> YOUR OBJECTIVE
Which lines hold the word "nSOC"? Copy each of them.

> Data extracted from a collection

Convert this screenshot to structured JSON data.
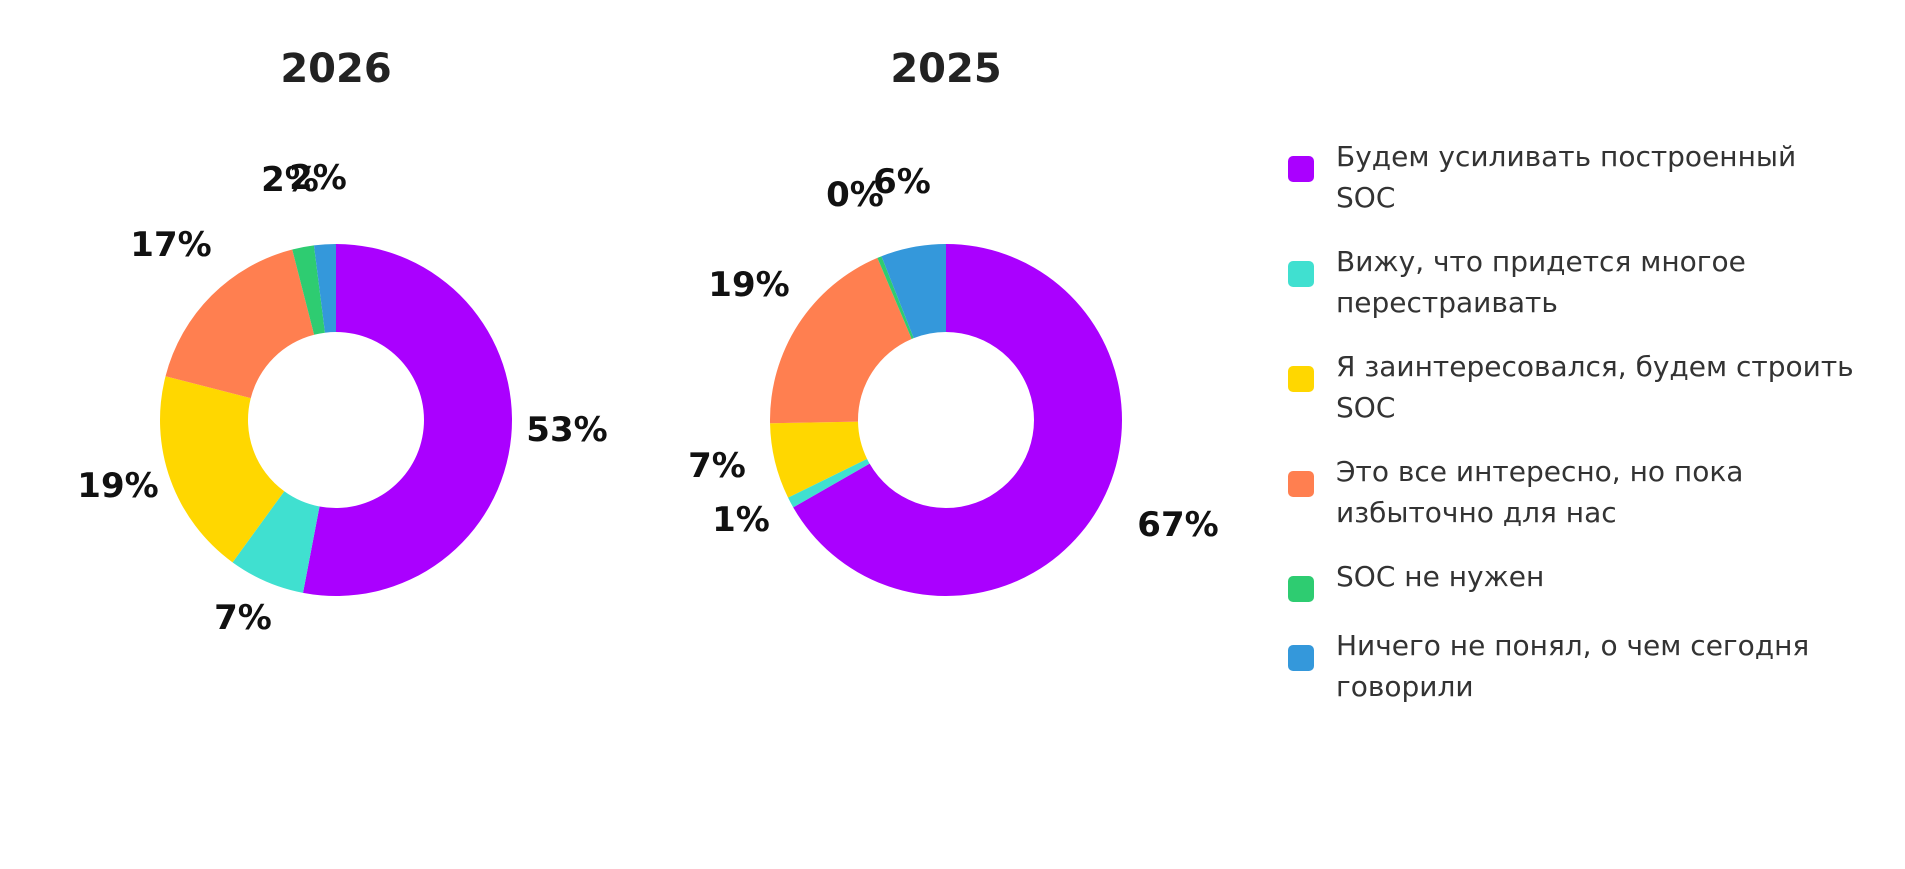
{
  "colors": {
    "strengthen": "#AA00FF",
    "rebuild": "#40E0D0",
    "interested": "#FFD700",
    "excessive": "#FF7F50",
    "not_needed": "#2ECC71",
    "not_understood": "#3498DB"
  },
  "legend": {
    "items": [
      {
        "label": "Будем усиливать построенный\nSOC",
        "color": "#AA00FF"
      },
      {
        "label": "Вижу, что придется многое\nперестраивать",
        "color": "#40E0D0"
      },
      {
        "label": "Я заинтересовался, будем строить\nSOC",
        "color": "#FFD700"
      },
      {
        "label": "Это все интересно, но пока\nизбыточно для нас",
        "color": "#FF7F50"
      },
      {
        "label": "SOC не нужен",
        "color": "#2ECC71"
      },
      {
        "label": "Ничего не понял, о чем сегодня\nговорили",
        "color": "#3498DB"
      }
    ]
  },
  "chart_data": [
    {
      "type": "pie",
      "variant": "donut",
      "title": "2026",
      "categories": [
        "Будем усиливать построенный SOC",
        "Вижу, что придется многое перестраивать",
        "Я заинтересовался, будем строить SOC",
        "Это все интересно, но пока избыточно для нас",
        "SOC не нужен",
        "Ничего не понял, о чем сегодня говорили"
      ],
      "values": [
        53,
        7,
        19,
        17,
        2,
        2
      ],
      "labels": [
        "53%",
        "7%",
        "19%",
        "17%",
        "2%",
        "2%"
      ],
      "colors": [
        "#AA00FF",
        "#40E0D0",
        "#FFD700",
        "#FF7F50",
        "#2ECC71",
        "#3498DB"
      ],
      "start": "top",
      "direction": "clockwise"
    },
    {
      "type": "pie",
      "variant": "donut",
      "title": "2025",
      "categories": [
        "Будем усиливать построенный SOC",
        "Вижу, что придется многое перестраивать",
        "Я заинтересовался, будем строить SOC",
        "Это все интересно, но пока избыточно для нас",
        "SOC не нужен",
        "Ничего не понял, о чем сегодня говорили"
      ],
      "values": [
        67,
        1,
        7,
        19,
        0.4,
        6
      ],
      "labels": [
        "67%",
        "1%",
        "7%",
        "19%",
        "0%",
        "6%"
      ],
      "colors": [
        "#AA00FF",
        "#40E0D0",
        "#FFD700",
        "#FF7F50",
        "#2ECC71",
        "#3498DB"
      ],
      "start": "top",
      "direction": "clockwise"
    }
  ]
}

--

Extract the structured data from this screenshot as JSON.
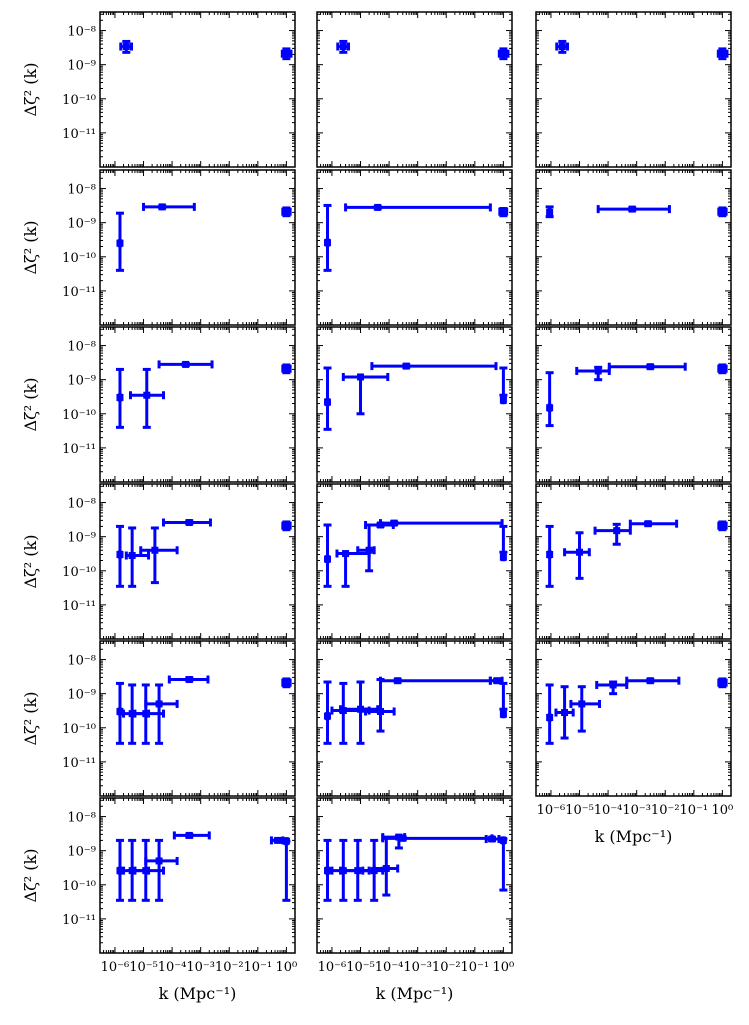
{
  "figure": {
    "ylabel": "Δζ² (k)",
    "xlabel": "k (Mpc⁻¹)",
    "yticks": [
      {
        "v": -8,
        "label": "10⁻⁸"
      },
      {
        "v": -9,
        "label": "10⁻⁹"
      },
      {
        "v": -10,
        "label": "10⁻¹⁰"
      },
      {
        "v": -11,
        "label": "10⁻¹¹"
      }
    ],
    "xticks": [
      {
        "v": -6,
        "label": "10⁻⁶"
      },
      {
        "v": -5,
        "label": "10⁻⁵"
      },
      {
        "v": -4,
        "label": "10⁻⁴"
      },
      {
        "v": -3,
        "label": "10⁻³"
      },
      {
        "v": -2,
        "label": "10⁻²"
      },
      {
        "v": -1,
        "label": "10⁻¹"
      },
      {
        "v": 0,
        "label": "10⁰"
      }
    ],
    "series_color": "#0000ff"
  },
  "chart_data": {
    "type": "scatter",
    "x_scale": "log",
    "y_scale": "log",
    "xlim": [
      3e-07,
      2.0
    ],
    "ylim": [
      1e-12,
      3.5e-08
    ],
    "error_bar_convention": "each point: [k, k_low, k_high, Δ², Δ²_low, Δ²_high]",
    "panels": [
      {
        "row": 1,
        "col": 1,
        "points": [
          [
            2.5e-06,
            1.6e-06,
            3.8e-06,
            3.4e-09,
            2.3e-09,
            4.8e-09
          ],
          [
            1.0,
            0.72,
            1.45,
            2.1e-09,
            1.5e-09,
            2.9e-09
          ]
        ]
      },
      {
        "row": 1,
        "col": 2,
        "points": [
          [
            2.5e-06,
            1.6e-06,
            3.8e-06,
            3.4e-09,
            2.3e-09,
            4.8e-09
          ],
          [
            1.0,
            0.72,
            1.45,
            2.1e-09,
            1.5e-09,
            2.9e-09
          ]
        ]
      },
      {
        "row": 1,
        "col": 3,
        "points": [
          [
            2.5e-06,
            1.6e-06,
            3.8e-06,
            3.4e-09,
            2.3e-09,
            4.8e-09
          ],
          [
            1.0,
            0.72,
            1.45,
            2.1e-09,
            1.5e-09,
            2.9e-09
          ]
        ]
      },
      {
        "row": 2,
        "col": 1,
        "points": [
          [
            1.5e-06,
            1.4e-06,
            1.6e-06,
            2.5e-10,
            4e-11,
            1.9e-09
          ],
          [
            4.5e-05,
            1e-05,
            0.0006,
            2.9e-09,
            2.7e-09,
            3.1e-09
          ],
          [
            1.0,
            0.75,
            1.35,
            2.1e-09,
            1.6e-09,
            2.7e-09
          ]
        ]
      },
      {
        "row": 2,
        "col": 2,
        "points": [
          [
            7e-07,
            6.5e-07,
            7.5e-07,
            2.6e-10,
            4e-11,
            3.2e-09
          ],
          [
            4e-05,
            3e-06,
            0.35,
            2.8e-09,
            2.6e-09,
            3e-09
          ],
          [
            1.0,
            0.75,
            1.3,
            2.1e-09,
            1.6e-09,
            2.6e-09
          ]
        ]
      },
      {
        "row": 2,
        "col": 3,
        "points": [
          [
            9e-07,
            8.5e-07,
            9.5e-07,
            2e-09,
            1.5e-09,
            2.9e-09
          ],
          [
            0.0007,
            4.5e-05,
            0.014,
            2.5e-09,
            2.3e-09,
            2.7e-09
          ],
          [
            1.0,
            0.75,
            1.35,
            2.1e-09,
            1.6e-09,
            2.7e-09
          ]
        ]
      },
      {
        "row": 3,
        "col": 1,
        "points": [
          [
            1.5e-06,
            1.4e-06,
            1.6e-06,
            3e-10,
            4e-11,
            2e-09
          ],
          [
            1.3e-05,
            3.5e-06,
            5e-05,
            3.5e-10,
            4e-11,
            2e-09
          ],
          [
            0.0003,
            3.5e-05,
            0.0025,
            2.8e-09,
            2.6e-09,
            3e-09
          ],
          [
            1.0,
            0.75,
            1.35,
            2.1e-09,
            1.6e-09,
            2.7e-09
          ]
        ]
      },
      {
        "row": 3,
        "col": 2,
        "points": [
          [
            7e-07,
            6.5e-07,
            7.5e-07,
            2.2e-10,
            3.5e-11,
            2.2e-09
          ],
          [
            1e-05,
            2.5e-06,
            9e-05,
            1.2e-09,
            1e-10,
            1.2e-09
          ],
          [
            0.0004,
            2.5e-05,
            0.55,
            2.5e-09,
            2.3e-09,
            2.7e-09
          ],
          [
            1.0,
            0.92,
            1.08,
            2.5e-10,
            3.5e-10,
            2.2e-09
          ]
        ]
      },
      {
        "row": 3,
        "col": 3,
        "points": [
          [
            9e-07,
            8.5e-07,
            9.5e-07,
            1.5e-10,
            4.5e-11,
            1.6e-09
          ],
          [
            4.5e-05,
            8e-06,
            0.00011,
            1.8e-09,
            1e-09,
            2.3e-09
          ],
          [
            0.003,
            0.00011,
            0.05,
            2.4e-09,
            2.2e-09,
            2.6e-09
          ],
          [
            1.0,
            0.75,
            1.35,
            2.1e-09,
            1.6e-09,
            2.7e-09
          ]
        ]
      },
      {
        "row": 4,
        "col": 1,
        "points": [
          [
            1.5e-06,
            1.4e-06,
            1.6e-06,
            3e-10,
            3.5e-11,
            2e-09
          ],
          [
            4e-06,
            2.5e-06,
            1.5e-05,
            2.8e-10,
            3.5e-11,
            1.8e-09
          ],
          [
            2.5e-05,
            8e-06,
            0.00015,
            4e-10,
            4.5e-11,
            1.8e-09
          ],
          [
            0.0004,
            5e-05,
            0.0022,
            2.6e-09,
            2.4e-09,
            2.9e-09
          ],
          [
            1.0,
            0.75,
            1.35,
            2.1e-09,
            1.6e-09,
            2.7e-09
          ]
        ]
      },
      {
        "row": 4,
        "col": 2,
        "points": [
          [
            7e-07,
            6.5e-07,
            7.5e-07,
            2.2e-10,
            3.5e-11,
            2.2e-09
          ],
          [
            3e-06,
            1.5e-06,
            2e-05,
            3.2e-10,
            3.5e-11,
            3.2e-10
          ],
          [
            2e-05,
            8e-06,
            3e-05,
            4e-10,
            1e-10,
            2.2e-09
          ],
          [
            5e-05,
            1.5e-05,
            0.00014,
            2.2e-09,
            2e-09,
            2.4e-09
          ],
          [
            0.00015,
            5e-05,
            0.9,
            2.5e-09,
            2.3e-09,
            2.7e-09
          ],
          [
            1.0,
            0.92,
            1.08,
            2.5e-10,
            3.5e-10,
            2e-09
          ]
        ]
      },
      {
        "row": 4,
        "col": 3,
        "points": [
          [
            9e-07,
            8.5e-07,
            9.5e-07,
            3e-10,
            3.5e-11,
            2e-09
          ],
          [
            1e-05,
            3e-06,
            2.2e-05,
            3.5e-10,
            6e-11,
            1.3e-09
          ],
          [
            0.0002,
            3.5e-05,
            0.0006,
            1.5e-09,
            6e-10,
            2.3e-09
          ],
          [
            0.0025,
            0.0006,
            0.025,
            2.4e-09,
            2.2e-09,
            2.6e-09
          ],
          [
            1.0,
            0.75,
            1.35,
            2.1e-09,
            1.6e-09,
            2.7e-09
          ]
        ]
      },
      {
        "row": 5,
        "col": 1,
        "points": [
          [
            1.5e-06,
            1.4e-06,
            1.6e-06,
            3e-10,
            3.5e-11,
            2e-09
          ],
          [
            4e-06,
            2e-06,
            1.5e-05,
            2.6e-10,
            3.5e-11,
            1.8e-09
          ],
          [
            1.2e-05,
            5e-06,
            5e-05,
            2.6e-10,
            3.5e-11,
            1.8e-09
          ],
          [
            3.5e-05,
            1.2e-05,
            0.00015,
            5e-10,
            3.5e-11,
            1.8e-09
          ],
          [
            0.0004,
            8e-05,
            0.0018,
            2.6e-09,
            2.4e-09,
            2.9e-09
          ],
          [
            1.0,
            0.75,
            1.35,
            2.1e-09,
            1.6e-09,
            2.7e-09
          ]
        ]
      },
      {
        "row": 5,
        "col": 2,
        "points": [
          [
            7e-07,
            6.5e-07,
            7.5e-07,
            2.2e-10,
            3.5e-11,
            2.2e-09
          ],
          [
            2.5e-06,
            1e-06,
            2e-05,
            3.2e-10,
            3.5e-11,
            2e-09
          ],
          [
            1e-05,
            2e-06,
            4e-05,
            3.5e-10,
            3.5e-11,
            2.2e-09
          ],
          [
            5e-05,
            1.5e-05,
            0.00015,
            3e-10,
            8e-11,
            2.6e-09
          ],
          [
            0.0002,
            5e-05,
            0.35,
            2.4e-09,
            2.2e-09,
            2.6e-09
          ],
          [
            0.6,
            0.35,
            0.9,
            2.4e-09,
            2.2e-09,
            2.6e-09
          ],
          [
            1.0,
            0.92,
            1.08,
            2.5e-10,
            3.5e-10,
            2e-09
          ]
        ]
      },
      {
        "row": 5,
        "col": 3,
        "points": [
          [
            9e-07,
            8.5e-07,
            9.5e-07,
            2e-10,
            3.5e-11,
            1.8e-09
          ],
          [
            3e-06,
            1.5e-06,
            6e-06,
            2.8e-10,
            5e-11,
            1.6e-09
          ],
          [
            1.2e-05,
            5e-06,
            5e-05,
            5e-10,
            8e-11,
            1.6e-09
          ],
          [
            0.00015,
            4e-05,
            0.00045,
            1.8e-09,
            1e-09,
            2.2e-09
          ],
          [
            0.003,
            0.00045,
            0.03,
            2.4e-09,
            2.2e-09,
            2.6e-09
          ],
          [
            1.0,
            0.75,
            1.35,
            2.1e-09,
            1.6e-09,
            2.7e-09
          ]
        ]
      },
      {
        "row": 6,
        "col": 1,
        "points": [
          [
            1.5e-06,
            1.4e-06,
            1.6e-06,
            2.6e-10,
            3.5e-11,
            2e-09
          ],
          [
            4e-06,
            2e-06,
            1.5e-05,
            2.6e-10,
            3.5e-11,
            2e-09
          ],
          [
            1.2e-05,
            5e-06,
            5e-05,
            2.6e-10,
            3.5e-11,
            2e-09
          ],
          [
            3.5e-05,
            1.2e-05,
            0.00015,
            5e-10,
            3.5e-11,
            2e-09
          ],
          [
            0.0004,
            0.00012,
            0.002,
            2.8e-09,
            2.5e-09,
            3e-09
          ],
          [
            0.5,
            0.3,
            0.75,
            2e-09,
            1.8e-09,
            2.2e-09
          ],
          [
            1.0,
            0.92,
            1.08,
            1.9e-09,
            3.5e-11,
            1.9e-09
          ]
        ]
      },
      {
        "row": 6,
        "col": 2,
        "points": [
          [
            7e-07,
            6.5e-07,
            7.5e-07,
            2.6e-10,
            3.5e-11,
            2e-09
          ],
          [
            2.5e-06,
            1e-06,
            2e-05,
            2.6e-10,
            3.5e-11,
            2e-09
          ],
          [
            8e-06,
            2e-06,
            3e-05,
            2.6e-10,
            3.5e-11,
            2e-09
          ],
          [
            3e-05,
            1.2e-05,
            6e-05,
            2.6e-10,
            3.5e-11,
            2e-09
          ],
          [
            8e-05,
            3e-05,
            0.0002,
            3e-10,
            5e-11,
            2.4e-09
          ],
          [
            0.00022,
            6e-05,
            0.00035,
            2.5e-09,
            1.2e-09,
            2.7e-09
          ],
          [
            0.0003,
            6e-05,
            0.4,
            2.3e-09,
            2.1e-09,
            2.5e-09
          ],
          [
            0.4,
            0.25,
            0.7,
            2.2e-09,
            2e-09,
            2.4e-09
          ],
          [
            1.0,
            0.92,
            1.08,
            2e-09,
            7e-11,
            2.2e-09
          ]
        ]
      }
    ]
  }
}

> RESULT OF THE TASK
        "label": "Будем усиливать построенный\nSOC",
        "label": "Я заинтересовался, будем строить\nSOC",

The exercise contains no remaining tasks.